Elhawary and Elfeky (2010) used a similarity graph to build an Arabic lexicon. A similarity graph is a type of graph whereby two words or phrases have an edge if they are similar in polarity or meaning. The weight of the edge represents the degree of similarity between two nodes. The researchers initially used a seed list of 1600 words (600 positive, 900 negative, and 100 neutral) and subsequently performed label propagation on an Arabic similarity graph. The Arabic lexicon created from the similarity graph consists of two columns, where the first column is the word or phrase and the second column represents the score of the word, which is the sum of the scores of all edges connected to this node (word/phrase). They applied filtering rules to avoid both the sparseness of the data and garbage nodes. They removed nodes with a high number of weighted edges and retained the 25 top-ranked synonyms of the word. This approach depends on a huge Arabic corpus to build the similarity graph, which is not available to us. The entries in the created lexicon are polarity words without scores.

Data:
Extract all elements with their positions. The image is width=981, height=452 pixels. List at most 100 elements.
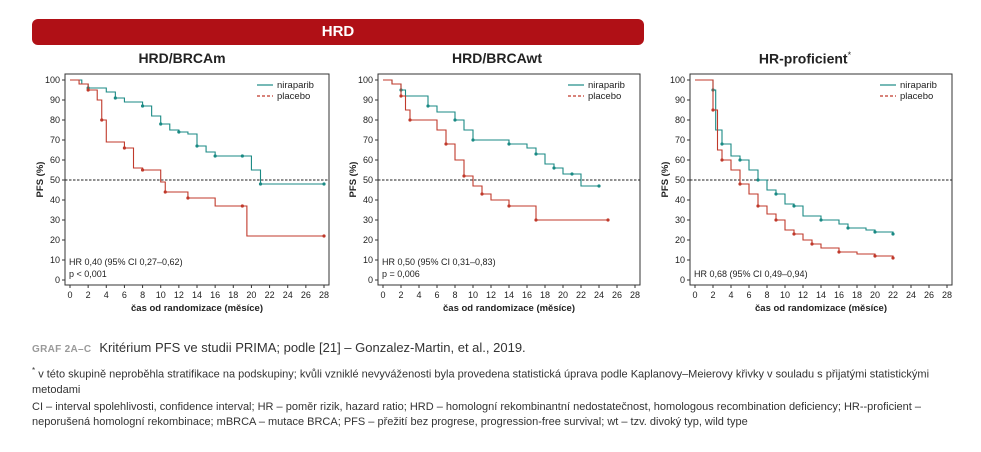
censor-mark [720, 142, 724, 146]
y-tick-label: 70 [363, 135, 373, 145]
y-tick-label: 10 [50, 255, 60, 265]
censor-mark [774, 192, 778, 196]
x-tick-label: 12 [174, 290, 184, 300]
x-axis-label: čas od randomizace (měsíce) [131, 303, 263, 314]
plot-frame [64, 73, 330, 286]
x-tick-label: 10 [780, 290, 790, 300]
censor-mark [873, 254, 877, 258]
x-axis-label: čas od randomizace (měsíce) [443, 303, 575, 314]
censor-mark [140, 168, 145, 172]
censor-mark [837, 250, 841, 254]
legend-label-placebo: placebo [588, 91, 621, 102]
y-tick-label: 40 [363, 195, 373, 205]
y-tick-label: 20 [675, 235, 685, 245]
hr-annotation: p = 0,006 [382, 269, 420, 279]
y-axis-label: PFS (%) [348, 162, 359, 198]
x-tick-label: 24 [283, 290, 293, 300]
panel-title-brcawt: HRD/BRCAwt [452, 50, 542, 66]
y-axis-label: PFS (%) [35, 162, 46, 198]
censor-mark [453, 118, 457, 122]
series-line-placebo [70, 79, 324, 237]
x-tick-label: 22 [576, 290, 586, 300]
censor-mark [756, 178, 760, 182]
x-tick-label: 12 [798, 290, 808, 300]
censor-mark [570, 172, 574, 176]
y-tick-label: 50 [675, 175, 685, 185]
x-tick-label: 0 [67, 290, 72, 300]
x-tick-label: 6 [122, 290, 127, 300]
y-tick-label: 10 [363, 255, 373, 265]
legend-label-niraparib: niraparib [588, 80, 625, 91]
y-tick-label: 100 [670, 75, 685, 85]
censor-mark [606, 218, 610, 222]
x-axis-label: čas od randomizace (měsíce) [755, 303, 887, 314]
panel-title-hr-proficient: HR-proficient* [758, 50, 852, 67]
y-tick-label: 80 [50, 115, 60, 125]
legend-label-placebo: placebo [900, 91, 933, 102]
x-tick-label: 16 [834, 290, 844, 300]
y-tick-label: 90 [50, 95, 60, 105]
x-tick-label: 14 [504, 290, 514, 300]
censor-mark [792, 204, 796, 208]
y-tick-label: 70 [675, 135, 685, 145]
y-tick-label: 20 [50, 235, 60, 245]
censor-mark [534, 152, 538, 156]
x-tick-label: 22 [265, 290, 275, 300]
series-line-niraparib [695, 79, 894, 234]
y-tick-label: 80 [363, 115, 373, 125]
censor-mark [507, 204, 511, 208]
hr-annotation: HR 0,40 (95% CI 0,27–0,62) [69, 257, 183, 267]
x-tick-label: 16 [210, 290, 220, 300]
hr-annotation: p < 0,001 [69, 269, 107, 279]
censor-mark [322, 234, 326, 238]
series-line-placebo [695, 79, 894, 258]
censor-mark [738, 182, 742, 186]
censor-mark [873, 230, 877, 234]
censor-mark [122, 146, 127, 150]
x-tick-label: 14 [192, 290, 202, 300]
legend-label-niraparib: niraparib [277, 80, 314, 91]
y-tick-label: 80 [675, 115, 685, 125]
hr-annotation: HR 0,50 (95% CI 0,31–0,83) [382, 257, 496, 267]
censor-mark [426, 104, 430, 108]
figure-caption: GRAF 2A–C Kritérium PFS ve studii PRIMA; … [32, 340, 526, 355]
y-tick-label: 70 [50, 135, 60, 145]
censor-mark [552, 166, 556, 170]
x-tick-label: 12 [486, 290, 496, 300]
x-tick-label: 0 [380, 290, 385, 300]
abbreviations: CI – interval spolehlivosti, confidence … [32, 401, 921, 428]
y-tick-label: 60 [50, 155, 60, 165]
x-tick-label: 28 [319, 290, 329, 300]
censor-mark [534, 218, 538, 222]
y-tick-label: 100 [358, 75, 373, 85]
x-tick-label: 26 [612, 290, 622, 300]
censor-mark [408, 118, 412, 122]
x-tick-label: 16 [522, 290, 532, 300]
x-tick-label: 6 [746, 290, 751, 300]
caption-text: Kritérium PFS ve studii PRIMA; podle [21… [99, 340, 526, 355]
footnote: * v této skupině neproběhla stratifikace… [32, 366, 930, 396]
x-tick-label: 18 [540, 290, 550, 300]
y-tick-label: 100 [45, 75, 60, 85]
x-tick-label: 6 [434, 290, 439, 300]
censor-mark [597, 184, 601, 188]
censor-mark [240, 154, 244, 158]
series-line-placebo [383, 79, 608, 221]
y-tick-label: 10 [675, 255, 685, 265]
y-tick-label: 90 [363, 95, 373, 105]
y-tick-label: 30 [675, 215, 685, 225]
censor-mark [462, 174, 466, 178]
y-tick-label: 20 [363, 235, 373, 245]
censor-mark [186, 196, 190, 200]
x-tick-label: 4 [728, 290, 733, 300]
censor-mark [819, 218, 823, 222]
censor-mark [177, 130, 181, 134]
x-tick-label: 20 [558, 290, 568, 300]
x-tick-label: 18 [228, 290, 238, 300]
x-tick-label: 18 [852, 290, 862, 300]
x-tick-label: 28 [942, 290, 952, 300]
y-tick-label: 30 [363, 215, 373, 225]
y-tick-label: 40 [675, 195, 685, 205]
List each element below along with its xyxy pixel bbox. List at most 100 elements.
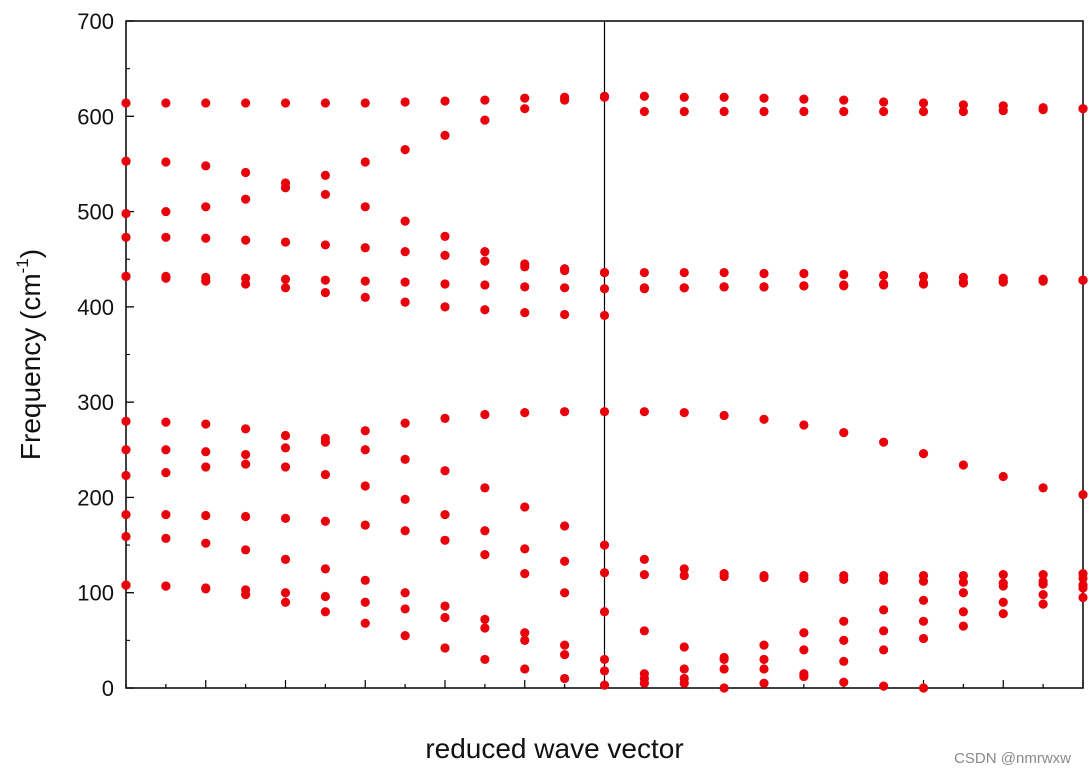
data-point xyxy=(241,424,251,434)
data-point xyxy=(719,267,729,278)
data-point xyxy=(201,98,211,108)
data-point xyxy=(759,93,769,103)
data-point xyxy=(320,240,330,250)
data-point xyxy=(201,538,211,548)
data-point xyxy=(280,430,291,441)
data-point xyxy=(520,628,530,638)
data-point xyxy=(241,98,251,108)
data-point xyxy=(440,612,450,623)
y-tick-label: 500 xyxy=(77,200,114,225)
data-points-group xyxy=(121,91,1088,693)
data-point xyxy=(280,597,291,607)
data-point xyxy=(1078,275,1088,285)
data-point xyxy=(1078,573,1088,584)
data-point xyxy=(918,576,929,586)
data-point xyxy=(560,673,570,684)
data-point xyxy=(201,462,211,472)
data-point xyxy=(201,447,211,457)
data-point xyxy=(241,235,251,245)
data-point xyxy=(480,614,490,624)
data-point xyxy=(480,246,490,257)
data-point xyxy=(998,471,1008,482)
data-point xyxy=(1078,583,1088,593)
y-tick-label: 700 xyxy=(77,9,114,34)
data-point xyxy=(759,640,769,650)
data-point xyxy=(121,445,131,455)
data-point xyxy=(560,640,570,650)
data-point xyxy=(400,454,410,464)
data-point xyxy=(599,310,610,321)
data-point xyxy=(161,509,171,520)
data-point xyxy=(280,588,291,598)
data-point xyxy=(958,607,968,617)
data-point xyxy=(599,540,610,550)
data-point xyxy=(639,673,649,684)
data-point xyxy=(161,533,171,544)
data-point xyxy=(759,282,769,292)
data-point xyxy=(440,509,450,520)
data-point xyxy=(360,202,370,212)
data-point xyxy=(480,483,490,493)
data-point xyxy=(639,267,649,278)
data-point xyxy=(400,297,410,307)
data-point xyxy=(320,516,330,526)
data-point xyxy=(639,626,649,636)
watermark: CSDN @nmrwxw xyxy=(954,750,1071,767)
data-point xyxy=(799,94,809,104)
data-point xyxy=(161,273,171,283)
data-point xyxy=(839,280,849,290)
data-point xyxy=(520,635,530,645)
data-point xyxy=(280,443,291,453)
data-point xyxy=(599,407,610,417)
data-point xyxy=(520,664,530,674)
data-point xyxy=(201,202,211,212)
data-point xyxy=(400,418,410,428)
data-point xyxy=(679,664,689,674)
data-point xyxy=(360,426,370,436)
data-point xyxy=(520,408,530,418)
data-point xyxy=(799,281,809,291)
data-point xyxy=(599,284,610,294)
data-point xyxy=(958,277,968,287)
data-point xyxy=(759,678,769,688)
data-point xyxy=(280,462,291,472)
data-point xyxy=(520,282,530,292)
data-point xyxy=(241,511,251,522)
data-point xyxy=(799,645,809,655)
data-point xyxy=(241,279,251,289)
data-point xyxy=(480,305,490,315)
data-point xyxy=(241,590,251,600)
data-point xyxy=(918,595,929,605)
data-point xyxy=(121,271,131,281)
data-point xyxy=(918,278,929,288)
data-point xyxy=(161,417,171,427)
data-point xyxy=(360,98,370,108)
data-point xyxy=(879,106,889,117)
data-point xyxy=(759,268,769,279)
data-point xyxy=(121,470,131,481)
data-point xyxy=(918,616,929,626)
data-point xyxy=(918,98,929,108)
data-point xyxy=(360,157,370,167)
data-point xyxy=(759,106,769,117)
data-point xyxy=(799,669,809,679)
data-point xyxy=(360,445,370,455)
data-point xyxy=(320,189,330,200)
data-point xyxy=(839,428,849,438)
data-point xyxy=(839,616,849,626)
data-point xyxy=(201,510,211,521)
data-point xyxy=(400,145,410,155)
data-point xyxy=(201,419,211,429)
data-point xyxy=(480,654,490,665)
data-point xyxy=(161,157,171,167)
data-point xyxy=(360,243,370,253)
data-point xyxy=(440,231,450,241)
data-point xyxy=(879,270,889,281)
data-point xyxy=(879,97,889,107)
data-point xyxy=(918,271,929,281)
data-point xyxy=(679,283,689,293)
data-point xyxy=(679,106,689,117)
data-point xyxy=(440,601,450,611)
data-point xyxy=(799,420,809,430)
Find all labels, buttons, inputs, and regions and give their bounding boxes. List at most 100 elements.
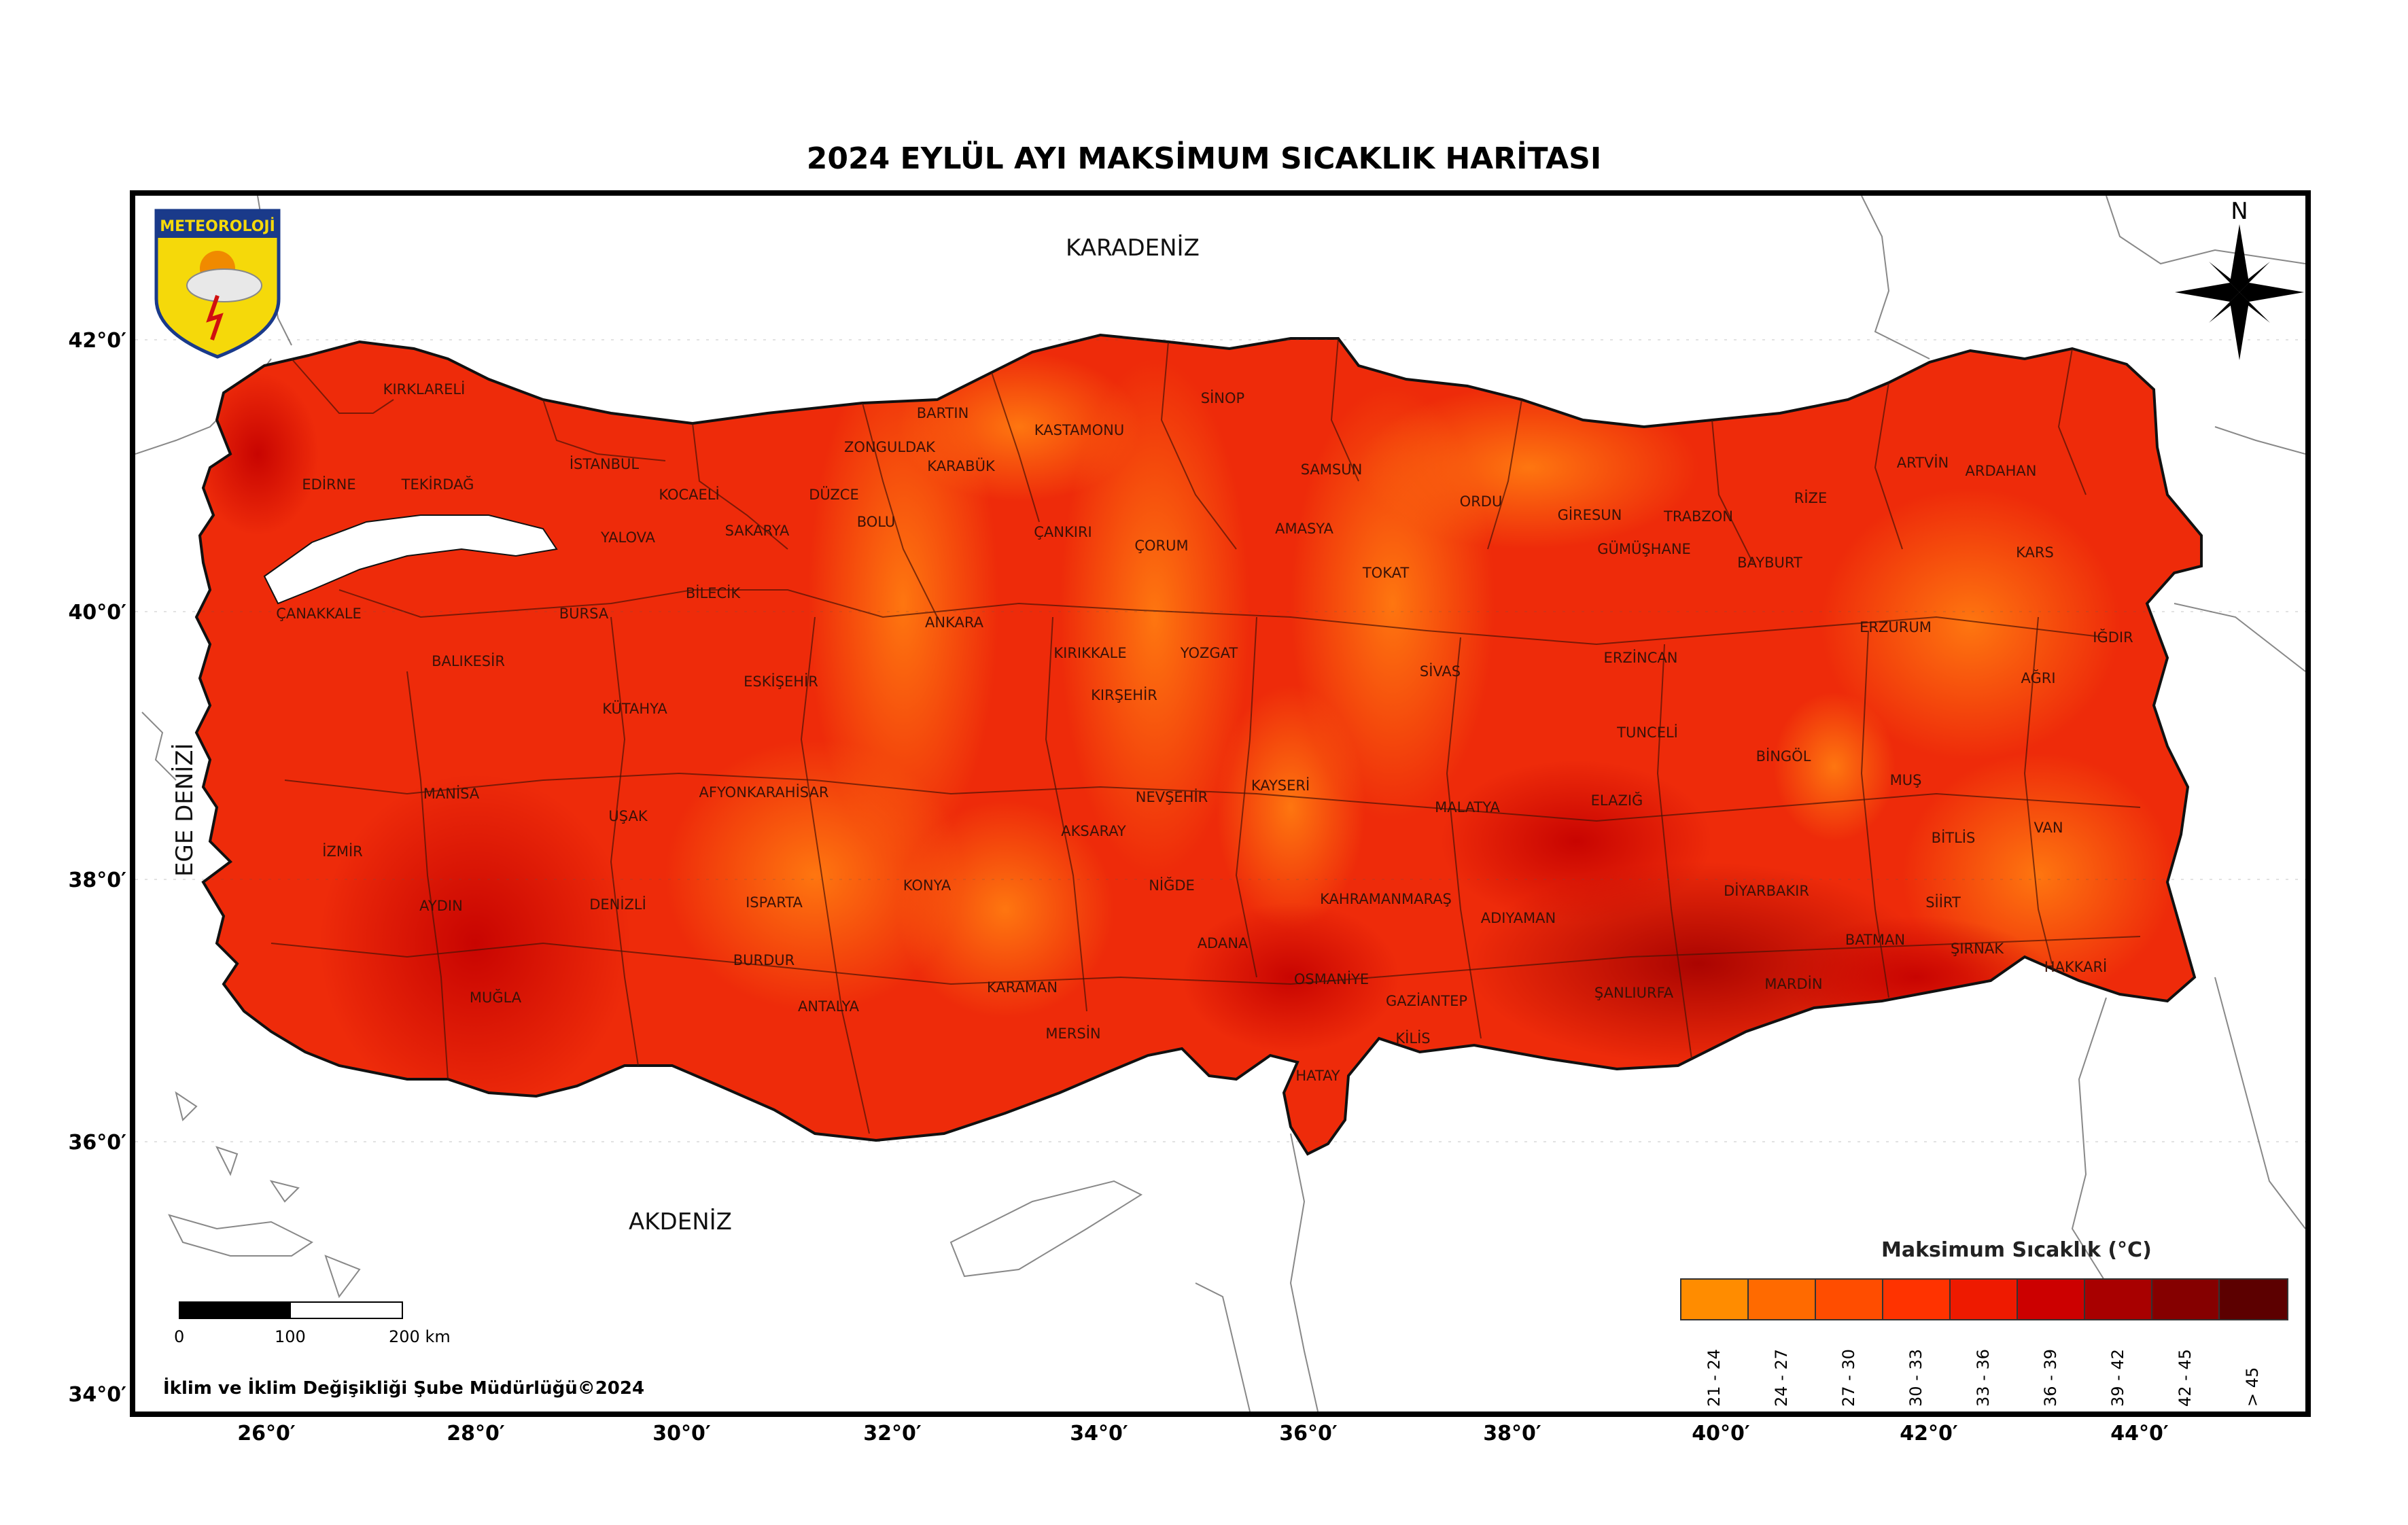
meteoroloji-logo: METEOROLOJİ [150,204,285,360]
province-label: BİTLİS [1931,830,1976,846]
province-label: ARTVİN [1896,455,1949,471]
province-label: TEKİRDAĞ [401,476,474,493]
legend-swatch [1883,1280,1951,1319]
province-label: YOZGAT [1180,645,1238,661]
longitude-label: 34°0′ [1070,1422,1128,1445]
province-label: KARS [2016,544,2054,561]
province-label: KÜTAHYA [602,701,667,717]
province-label: ERZİNCAN [1603,650,1678,666]
longitude-label: 32°0′ [863,1422,922,1445]
logo-text: METEOROLOJİ [160,217,275,235]
province-label: KAHRAMANMARAŞ [1320,891,1452,907]
province-label: MALATYA [1435,799,1500,816]
neighbour-coastlines [135,196,2305,1412]
province-label: KONYA [903,877,952,894]
scale-label-100: 100 [275,1327,306,1346]
province-label: AYDIN [419,898,463,914]
legend-class-label: 42 - 45 [2176,1349,2195,1407]
province-label: MANİSA [423,786,480,802]
latitude-label-42: 42°0′ [68,329,126,353]
province-label: NEVŞEHİR [1135,789,1208,805]
province-label: ELAZIĞ [1590,792,1643,809]
map-canvas [135,196,2305,1412]
province-label: KOCAELİ [659,487,720,503]
province-label: TOKAT [1362,565,1410,581]
province-label: EDİRNE [302,476,356,493]
province-label: AĞRI [2021,670,2056,686]
province-label: TUNCELİ [1617,724,1678,741]
latitude-label-38: 38°0′ [68,869,126,892]
province-label: ÇANAKKALE [276,606,362,622]
province-label: HAKKARİ [2044,959,2108,975]
turkey-outline [194,333,2203,1156]
province-label: ŞANLIURFA [1594,985,1674,1001]
province-label: AFYONKARAHİSAR [699,784,829,801]
north-arrow-icon: N [2171,197,2307,360]
province-label: KIRKLARELİ [383,381,466,398]
province-label: RİZE [1794,490,1828,506]
province-label: ESKİŞEHİR [744,673,818,690]
province-label: VAN [2034,820,2063,836]
province-label: DÜZCE [809,487,859,503]
province-label: TRABZON [1664,508,1733,525]
province-label: BOLU [856,514,896,530]
province-label: KIRŞEHİR [1091,687,1157,703]
province-label: MUŞ [1889,772,1922,788]
legend-swatch [1951,1280,2018,1319]
province-label: BİNGÖL [1756,748,1811,765]
province-label: İSTANBUL [569,456,640,472]
province-label: BİLECİK [685,585,741,601]
legend-swatch [1749,1280,1816,1319]
legend-swatch [2152,1280,2220,1319]
legend-class-label: 21 - 24 [1705,1349,1724,1407]
province-label: SAKARYA [725,523,790,539]
province-label: BATMAN [1845,932,1906,948]
legend-title: Maksimum Sıcaklık (°C) [1881,1238,2152,1262]
scale-label-0: 0 [174,1327,185,1346]
legend-swatch [2018,1280,2085,1319]
latitude-label-40: 40°0′ [68,601,126,625]
province-label: GÜMÜŞHANE [1597,541,1691,557]
province-label: NİĞDE [1149,877,1195,894]
province-label: SİVAS [1419,663,1461,680]
province-label: AMASYA [1275,521,1333,537]
province-label: KIRIKKALE [1053,645,1127,661]
province-label: MUĞLA [469,989,522,1006]
sea-label-ege-denizi: EGE DENİZİ [171,743,198,877]
map-title: 2024 EYLÜL AYI MAKSİMUM SICAKLIK HARİTAS… [806,141,1602,176]
province-label: YALOVA [600,529,656,546]
province-label: UŞAK [608,808,648,824]
province-label: ZONGULDAK [844,439,935,455]
province-label: HATAY [1295,1068,1340,1084]
province-label: ANTALYA [797,998,860,1015]
province-label: ŞIRNAK [1951,941,2004,957]
province-label: BURSA [559,606,609,622]
province-label: ORDU [1459,493,1503,510]
province-label: ÇANKIRI [1034,524,1092,540]
province-label: ISPARTA [746,894,803,911]
province-label: BALIKESİR [432,653,505,669]
longitude-label: 26°0′ [237,1422,296,1445]
longitude-label: 38°0′ [1483,1422,1541,1445]
province-borders [271,338,2141,1134]
sea-label-akdeniz: AKDENİZ [629,1208,732,1235]
province-label: ÇORUM [1134,538,1189,554]
province-label: SAMSUN [1300,461,1363,478]
province-label: GİRESUN [1557,507,1622,523]
legend-class-label: 36 - 39 [2041,1349,2060,1407]
province-label: ADIYAMAN [1480,910,1556,926]
legend-class-label: 33 - 36 [1974,1349,1993,1407]
legend-class-label: 27 - 30 [1839,1349,1858,1407]
province-label: ERZURUM [1860,619,1932,635]
province-label: GAZİANTEP [1385,993,1468,1009]
longitude-label: 42°0′ [1900,1422,1958,1445]
longitude-label: 40°0′ [1692,1422,1750,1445]
longitude-label: 44°0′ [2110,1422,2169,1445]
province-label: BAYBURT [1737,555,1802,571]
province-label: IĞDIR [2093,629,2133,646]
map-frame: KIRKLARELİ EDİRNE TEKİRDAĞ İSTANBUL KOCAELİ Y… [130,190,2311,1417]
legend-class-label: 24 - 27 [1772,1349,1791,1407]
legend-swatch [1681,1280,1749,1319]
legend-class-label: 39 - 42 [2108,1349,2127,1407]
province-label: KİLİS [1395,1030,1431,1047]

Work to complete:
a – Pull out every line of the records that contains the string "their".
b – Continue the text on building an Arabic lexicon from a similarity graph, starting after its last sentence.
The records are unrelated to the text on the Arabic lexicon.

Answers provided:
a –
Extract all elements with their positions. The image is width=981, height=452 pixels. List at most 100 elements.
Find all labels, buttons, inputs, and regions and give their bounding boxes. List at most 100 elements.

b –
Arabic lexical resources such as Penn Arabic Treebank (Maamouri et al., 2004) and SentiStrength project (Thelwall et al., 2010) are used in Abdul-Mageed and Korayem (2010) and El-Halees (2011), respectively. Abdul-Mageed and Korayem (2010) manually created an Arabic SSL based on the Penn Arabic Treebank. The researchers extracted all adjectives from the first four parts of the Penn Arabic Treebank and manually selected those adjectives that they believed are either positive or negative. Their approach targets only adjectives, and the intensity scores are missing. El-Halees (2011) manually created an Arabic SSL based on two resources: the Senti-Strength project and an online dictionary. The researchers translated the English list from the SentiStrength project and subsequently manually filtered it. Common Arabic words were added to the lexicon. The drawbacks of machine translation include the loss of polarity sentiments of some words when translated to other language.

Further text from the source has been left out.